** BEGIN MATERIAL SHOWN **

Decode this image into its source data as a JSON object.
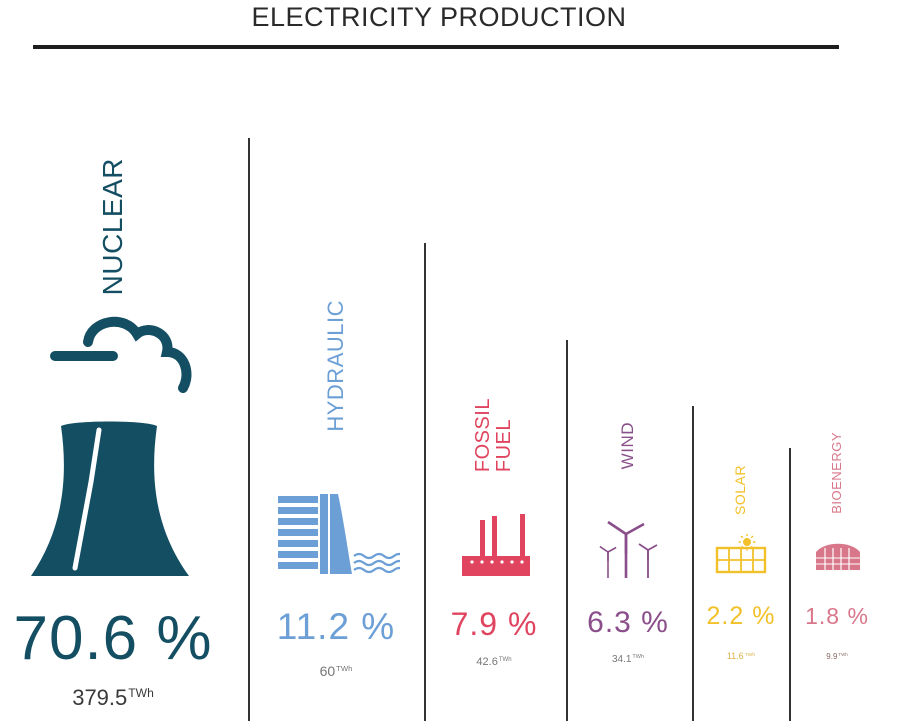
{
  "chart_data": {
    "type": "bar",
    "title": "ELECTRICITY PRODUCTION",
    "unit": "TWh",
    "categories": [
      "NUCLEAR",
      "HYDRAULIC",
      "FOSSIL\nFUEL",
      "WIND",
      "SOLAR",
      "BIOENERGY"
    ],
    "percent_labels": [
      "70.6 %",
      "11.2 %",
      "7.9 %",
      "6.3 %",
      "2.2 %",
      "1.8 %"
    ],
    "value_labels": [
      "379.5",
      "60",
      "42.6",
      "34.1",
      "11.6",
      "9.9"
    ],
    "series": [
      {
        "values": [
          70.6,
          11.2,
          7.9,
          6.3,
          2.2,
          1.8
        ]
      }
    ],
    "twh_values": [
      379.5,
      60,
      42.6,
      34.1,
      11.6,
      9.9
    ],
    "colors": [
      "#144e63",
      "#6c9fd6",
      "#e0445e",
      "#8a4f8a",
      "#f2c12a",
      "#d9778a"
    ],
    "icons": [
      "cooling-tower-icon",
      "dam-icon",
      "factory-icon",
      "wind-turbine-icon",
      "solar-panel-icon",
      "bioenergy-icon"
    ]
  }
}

** END MATERIAL SHOWN **

SHORT PROBLEM:
Using the material above, return every line exactly as it appears, minus the pictures.

SOLUTION:
Decode this image into its source data as a JSON object.
{
  "chart_data": {
    "type": "bar",
    "title": "ELECTRICITY PRODUCTION",
    "unit": "TWh",
    "categories": [
      "NUCLEAR",
      "HYDRAULIC",
      "FOSSIL\nFUEL",
      "WIND",
      "SOLAR",
      "BIOENERGY"
    ],
    "percent_labels": [
      "70.6 %",
      "11.2 %",
      "7.9 %",
      "6.3 %",
      "2.2 %",
      "1.8 %"
    ],
    "value_labels": [
      "379.5",
      "60",
      "42.6",
      "34.1",
      "11.6",
      "9.9"
    ],
    "series": [
      {
        "values": [
          70.6,
          11.2,
          7.9,
          6.3,
          2.2,
          1.8
        ]
      }
    ],
    "twh_values": [
      379.5,
      60,
      42.6,
      34.1,
      11.6,
      9.9
    ],
    "colors": [
      "#144e63",
      "#6c9fd6",
      "#e0445e",
      "#8a4f8a",
      "#f2c12a",
      "#d9778a"
    ],
    "icons": [
      "cooling-tower-icon",
      "dam-icon",
      "factory-icon",
      "wind-turbine-icon",
      "solar-panel-icon",
      "bioenergy-icon"
    ]
  }
}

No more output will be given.